---- EXTRACTED DATA

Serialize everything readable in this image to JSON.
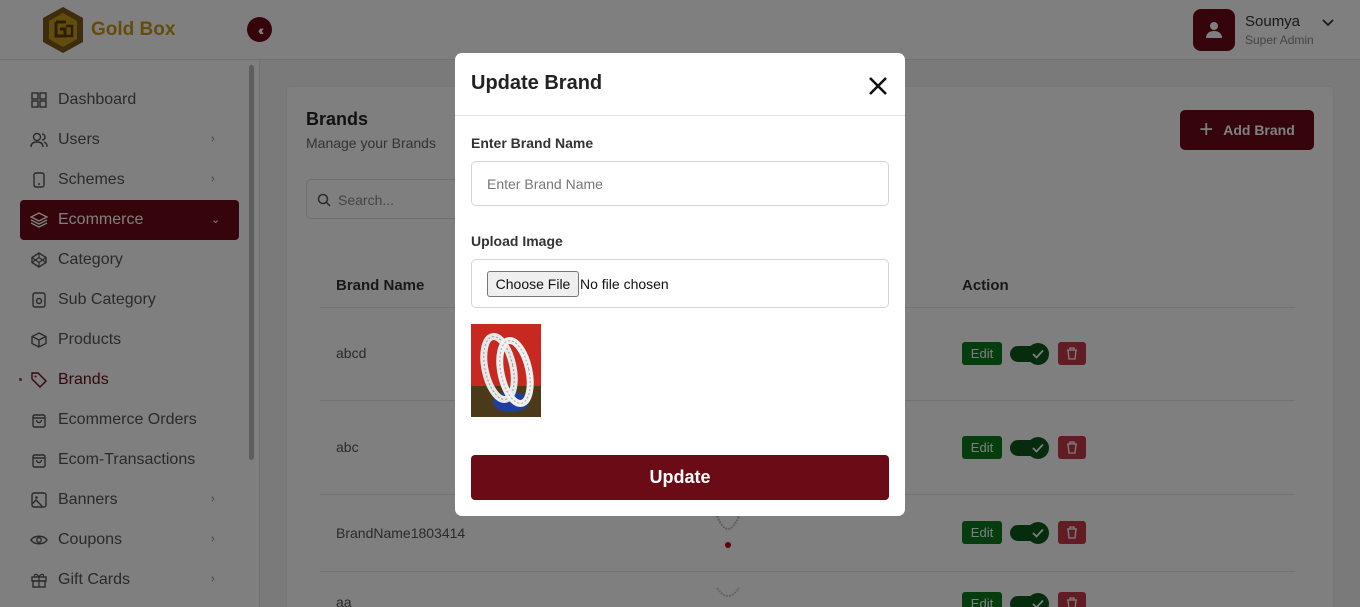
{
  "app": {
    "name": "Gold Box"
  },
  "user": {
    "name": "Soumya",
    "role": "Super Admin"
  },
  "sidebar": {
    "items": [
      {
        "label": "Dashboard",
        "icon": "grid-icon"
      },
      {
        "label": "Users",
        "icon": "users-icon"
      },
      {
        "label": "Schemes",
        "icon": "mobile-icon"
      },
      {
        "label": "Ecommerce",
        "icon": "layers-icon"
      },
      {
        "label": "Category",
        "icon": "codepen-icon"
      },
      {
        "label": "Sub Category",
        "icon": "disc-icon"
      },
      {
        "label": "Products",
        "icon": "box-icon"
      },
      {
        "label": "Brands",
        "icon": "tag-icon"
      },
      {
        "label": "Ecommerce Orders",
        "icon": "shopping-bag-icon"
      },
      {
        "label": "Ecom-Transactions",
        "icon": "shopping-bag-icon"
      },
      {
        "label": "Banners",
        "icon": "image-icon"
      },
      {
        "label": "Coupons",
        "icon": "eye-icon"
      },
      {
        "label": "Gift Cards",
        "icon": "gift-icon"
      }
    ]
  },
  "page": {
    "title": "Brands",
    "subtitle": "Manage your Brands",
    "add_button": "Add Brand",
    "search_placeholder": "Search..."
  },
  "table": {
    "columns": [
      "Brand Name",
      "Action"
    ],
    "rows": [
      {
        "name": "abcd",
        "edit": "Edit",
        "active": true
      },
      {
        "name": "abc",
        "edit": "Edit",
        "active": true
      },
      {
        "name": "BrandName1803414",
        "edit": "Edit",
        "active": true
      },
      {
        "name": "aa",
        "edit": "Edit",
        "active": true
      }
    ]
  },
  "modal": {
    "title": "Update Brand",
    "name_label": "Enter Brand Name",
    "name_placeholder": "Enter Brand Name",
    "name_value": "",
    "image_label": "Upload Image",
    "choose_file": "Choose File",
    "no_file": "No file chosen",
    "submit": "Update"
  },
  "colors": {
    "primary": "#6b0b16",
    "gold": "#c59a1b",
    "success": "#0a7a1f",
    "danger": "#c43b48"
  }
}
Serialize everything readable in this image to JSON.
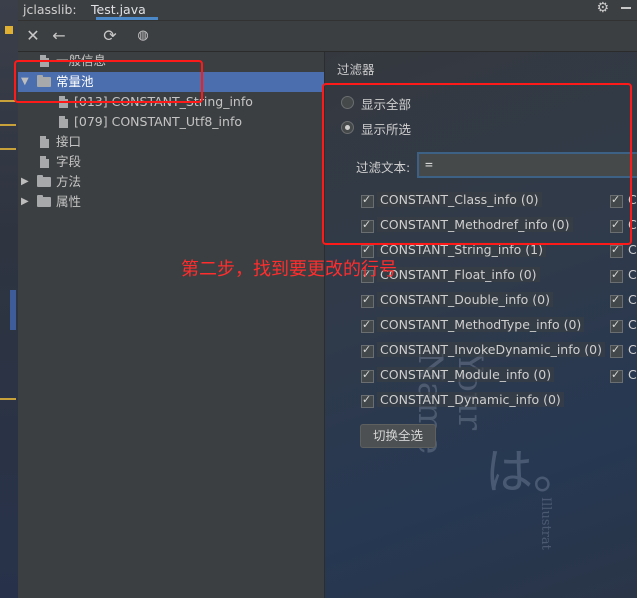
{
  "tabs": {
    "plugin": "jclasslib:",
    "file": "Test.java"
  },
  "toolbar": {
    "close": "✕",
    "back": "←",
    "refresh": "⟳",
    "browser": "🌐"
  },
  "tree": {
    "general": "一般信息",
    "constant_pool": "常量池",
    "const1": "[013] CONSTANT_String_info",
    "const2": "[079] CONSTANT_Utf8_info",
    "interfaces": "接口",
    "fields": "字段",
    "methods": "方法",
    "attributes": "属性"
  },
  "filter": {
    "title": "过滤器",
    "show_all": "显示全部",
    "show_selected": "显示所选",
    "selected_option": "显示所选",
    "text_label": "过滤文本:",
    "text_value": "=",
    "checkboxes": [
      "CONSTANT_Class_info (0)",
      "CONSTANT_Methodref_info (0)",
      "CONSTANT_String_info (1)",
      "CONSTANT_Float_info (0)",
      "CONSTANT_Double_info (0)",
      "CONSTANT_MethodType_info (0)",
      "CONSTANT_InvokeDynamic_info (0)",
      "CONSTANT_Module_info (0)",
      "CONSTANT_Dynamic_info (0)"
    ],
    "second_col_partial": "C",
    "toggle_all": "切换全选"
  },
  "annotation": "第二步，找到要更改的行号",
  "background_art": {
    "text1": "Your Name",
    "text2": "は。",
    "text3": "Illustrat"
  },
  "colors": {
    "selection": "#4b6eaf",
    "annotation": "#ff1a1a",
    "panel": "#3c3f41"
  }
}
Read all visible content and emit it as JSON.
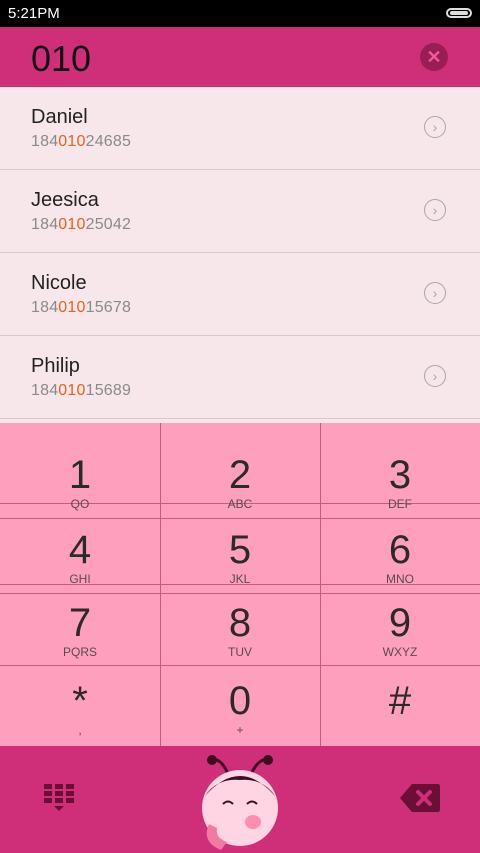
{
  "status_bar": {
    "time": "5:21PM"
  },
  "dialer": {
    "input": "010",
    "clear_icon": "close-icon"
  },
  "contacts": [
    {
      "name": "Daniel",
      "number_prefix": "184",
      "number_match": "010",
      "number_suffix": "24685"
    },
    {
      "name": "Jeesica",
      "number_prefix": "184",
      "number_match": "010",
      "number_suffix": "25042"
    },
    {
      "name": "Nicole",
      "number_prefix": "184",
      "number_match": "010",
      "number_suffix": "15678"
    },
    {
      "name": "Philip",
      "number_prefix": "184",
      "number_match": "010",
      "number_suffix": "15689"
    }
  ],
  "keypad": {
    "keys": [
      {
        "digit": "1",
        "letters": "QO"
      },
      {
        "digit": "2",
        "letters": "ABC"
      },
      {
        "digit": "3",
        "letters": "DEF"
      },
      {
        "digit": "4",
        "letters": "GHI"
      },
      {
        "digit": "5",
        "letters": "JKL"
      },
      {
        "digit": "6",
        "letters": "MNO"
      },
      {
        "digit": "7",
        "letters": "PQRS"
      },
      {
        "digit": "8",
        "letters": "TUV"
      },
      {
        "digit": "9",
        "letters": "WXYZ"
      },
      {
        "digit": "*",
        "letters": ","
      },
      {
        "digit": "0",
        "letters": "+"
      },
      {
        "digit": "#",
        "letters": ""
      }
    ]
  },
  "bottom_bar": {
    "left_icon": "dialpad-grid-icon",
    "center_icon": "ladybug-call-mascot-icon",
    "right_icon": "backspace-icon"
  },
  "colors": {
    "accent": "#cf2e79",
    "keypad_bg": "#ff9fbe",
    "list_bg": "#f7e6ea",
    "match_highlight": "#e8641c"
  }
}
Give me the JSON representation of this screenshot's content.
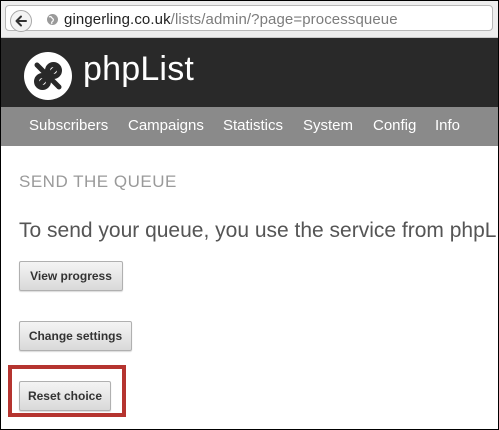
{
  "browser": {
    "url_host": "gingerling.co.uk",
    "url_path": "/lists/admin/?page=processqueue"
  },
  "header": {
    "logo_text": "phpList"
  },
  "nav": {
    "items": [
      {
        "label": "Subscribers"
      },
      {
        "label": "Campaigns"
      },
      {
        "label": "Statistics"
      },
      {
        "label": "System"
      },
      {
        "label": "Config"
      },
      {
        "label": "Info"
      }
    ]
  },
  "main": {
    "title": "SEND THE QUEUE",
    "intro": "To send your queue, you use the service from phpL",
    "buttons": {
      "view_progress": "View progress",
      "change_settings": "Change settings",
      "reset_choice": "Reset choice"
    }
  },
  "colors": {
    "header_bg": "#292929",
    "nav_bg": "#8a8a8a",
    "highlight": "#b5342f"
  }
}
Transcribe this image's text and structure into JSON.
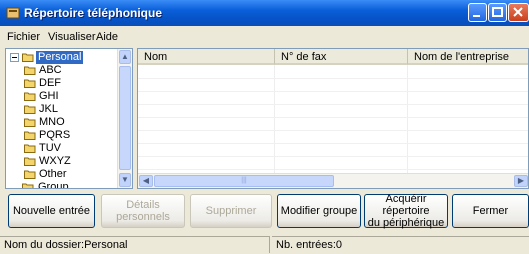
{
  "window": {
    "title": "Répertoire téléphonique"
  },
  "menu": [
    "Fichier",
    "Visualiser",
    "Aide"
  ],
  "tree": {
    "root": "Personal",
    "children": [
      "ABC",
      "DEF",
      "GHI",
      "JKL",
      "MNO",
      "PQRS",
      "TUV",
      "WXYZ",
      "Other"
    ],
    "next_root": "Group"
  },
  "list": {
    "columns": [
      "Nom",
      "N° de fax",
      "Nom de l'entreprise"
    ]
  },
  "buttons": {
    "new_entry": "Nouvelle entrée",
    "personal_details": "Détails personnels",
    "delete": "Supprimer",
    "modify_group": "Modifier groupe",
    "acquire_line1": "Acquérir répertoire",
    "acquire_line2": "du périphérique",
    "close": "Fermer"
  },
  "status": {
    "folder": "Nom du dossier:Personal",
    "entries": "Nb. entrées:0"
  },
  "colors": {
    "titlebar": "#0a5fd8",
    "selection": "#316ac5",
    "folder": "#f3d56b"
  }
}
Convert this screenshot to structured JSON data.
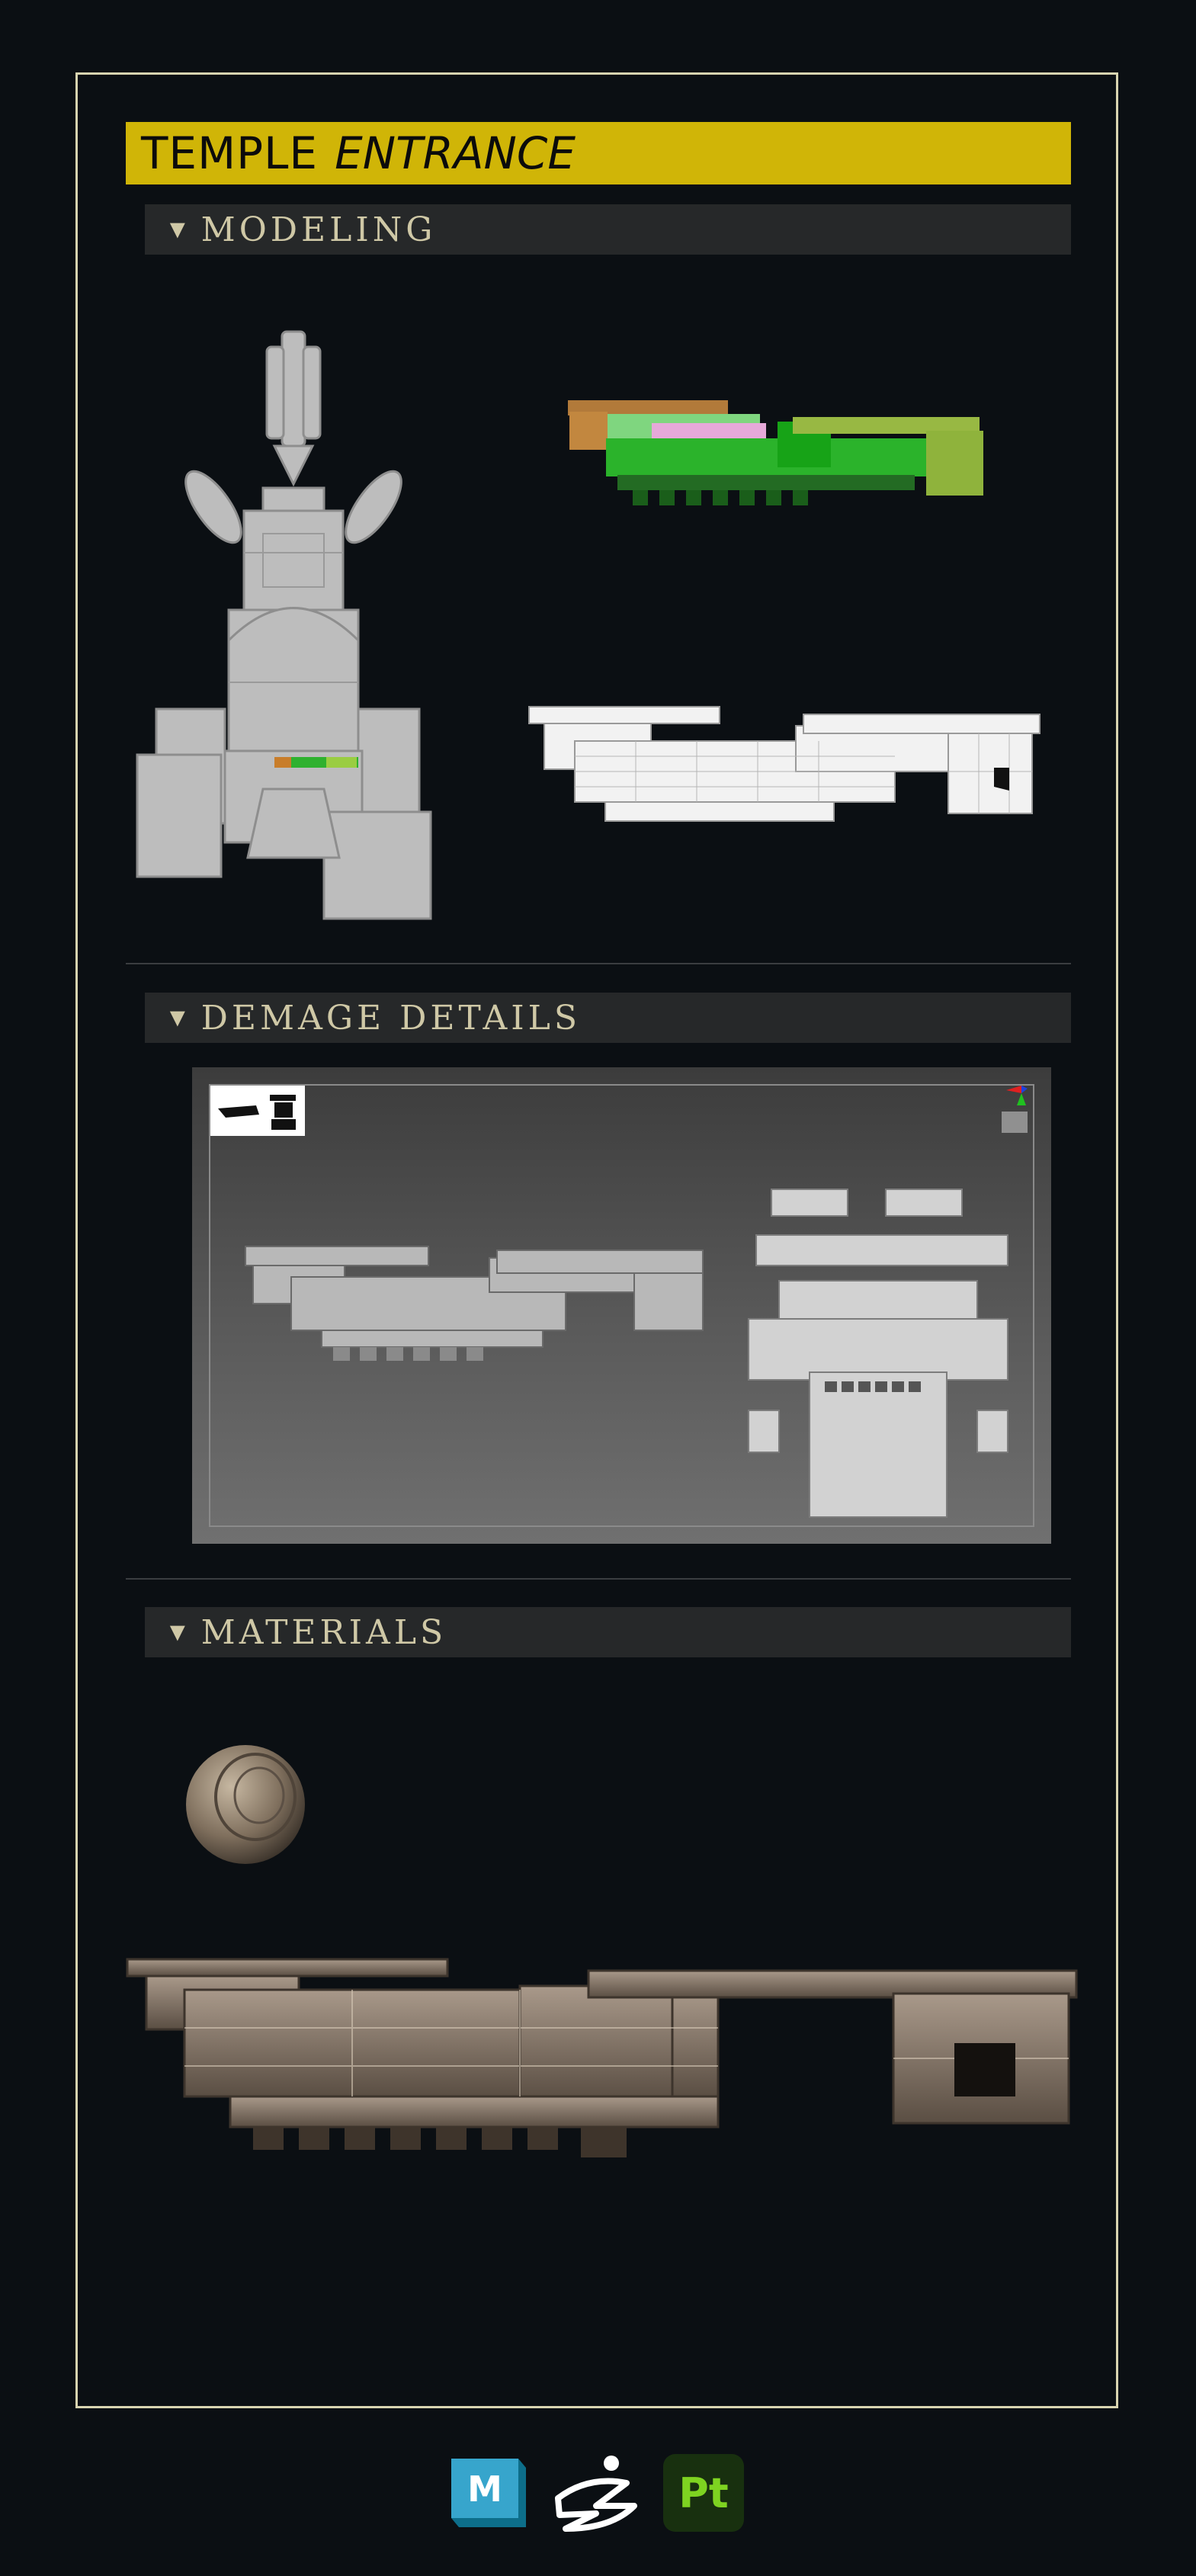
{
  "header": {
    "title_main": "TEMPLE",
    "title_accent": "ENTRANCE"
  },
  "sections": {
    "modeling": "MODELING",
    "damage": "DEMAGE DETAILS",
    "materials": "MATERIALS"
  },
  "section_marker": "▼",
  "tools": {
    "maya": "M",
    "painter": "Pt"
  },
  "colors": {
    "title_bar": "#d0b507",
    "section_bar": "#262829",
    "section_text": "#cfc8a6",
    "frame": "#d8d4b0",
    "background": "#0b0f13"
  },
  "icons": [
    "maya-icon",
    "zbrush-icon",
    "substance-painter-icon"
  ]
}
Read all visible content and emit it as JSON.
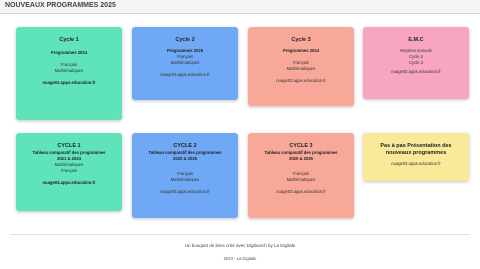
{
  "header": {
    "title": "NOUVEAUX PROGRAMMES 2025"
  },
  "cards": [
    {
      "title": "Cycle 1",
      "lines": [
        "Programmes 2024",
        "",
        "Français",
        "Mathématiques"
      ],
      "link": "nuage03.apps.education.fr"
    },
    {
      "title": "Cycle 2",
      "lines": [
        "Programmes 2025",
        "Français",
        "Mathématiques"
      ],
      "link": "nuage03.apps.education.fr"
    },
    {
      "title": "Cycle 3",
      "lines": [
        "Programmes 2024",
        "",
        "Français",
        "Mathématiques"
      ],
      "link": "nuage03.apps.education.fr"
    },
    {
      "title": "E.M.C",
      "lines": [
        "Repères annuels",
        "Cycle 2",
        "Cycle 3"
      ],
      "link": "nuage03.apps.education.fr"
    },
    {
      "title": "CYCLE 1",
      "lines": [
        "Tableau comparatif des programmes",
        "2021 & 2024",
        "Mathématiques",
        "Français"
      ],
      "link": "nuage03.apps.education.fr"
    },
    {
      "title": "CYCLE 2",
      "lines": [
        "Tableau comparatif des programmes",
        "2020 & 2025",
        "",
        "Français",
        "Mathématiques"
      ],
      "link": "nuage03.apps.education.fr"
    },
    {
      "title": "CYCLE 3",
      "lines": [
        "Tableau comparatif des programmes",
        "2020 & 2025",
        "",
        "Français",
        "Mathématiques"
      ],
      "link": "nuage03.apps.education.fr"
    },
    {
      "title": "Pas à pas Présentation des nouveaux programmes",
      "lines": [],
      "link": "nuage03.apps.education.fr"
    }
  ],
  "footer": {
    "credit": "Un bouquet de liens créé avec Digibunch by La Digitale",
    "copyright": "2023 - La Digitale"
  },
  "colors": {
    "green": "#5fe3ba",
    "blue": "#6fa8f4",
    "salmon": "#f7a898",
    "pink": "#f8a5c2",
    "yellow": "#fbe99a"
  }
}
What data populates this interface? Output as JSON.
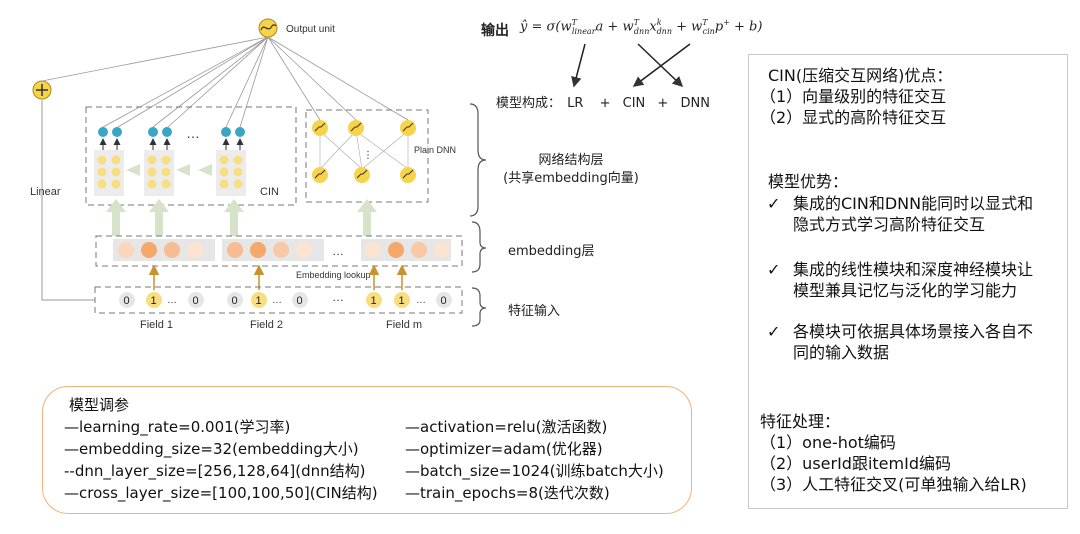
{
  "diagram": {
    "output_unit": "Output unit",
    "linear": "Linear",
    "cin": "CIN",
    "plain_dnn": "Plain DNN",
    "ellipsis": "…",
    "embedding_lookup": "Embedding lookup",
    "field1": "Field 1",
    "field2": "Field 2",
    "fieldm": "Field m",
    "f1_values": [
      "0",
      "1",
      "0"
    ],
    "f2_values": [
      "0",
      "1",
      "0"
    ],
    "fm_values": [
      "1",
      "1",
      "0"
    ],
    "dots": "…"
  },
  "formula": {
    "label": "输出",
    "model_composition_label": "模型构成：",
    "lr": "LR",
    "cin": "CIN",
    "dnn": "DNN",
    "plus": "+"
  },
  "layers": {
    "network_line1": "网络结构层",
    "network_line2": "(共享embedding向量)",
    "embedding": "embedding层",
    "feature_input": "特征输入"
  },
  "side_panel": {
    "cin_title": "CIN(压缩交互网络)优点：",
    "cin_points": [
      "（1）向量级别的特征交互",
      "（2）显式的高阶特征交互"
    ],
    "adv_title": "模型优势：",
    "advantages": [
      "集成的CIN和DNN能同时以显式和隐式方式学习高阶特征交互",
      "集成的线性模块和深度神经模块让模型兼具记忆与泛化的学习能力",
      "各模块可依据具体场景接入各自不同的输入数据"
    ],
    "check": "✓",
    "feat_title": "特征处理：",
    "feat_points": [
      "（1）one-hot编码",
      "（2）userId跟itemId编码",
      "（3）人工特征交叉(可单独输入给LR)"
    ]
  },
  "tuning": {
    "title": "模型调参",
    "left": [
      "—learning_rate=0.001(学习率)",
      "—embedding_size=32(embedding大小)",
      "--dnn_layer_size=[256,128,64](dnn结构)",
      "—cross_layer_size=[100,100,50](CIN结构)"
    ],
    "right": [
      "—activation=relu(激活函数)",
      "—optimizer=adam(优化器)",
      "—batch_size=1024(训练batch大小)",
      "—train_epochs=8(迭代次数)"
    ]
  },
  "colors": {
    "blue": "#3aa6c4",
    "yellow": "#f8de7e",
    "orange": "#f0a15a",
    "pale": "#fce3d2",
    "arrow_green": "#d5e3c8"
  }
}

--------

→ WHAT IS BEING ASKED
Identify each line holding the string "显示所选", and copy it out.

→ REPLY
    "show_selected": "显示所选",
    "selected_option": "显示所选",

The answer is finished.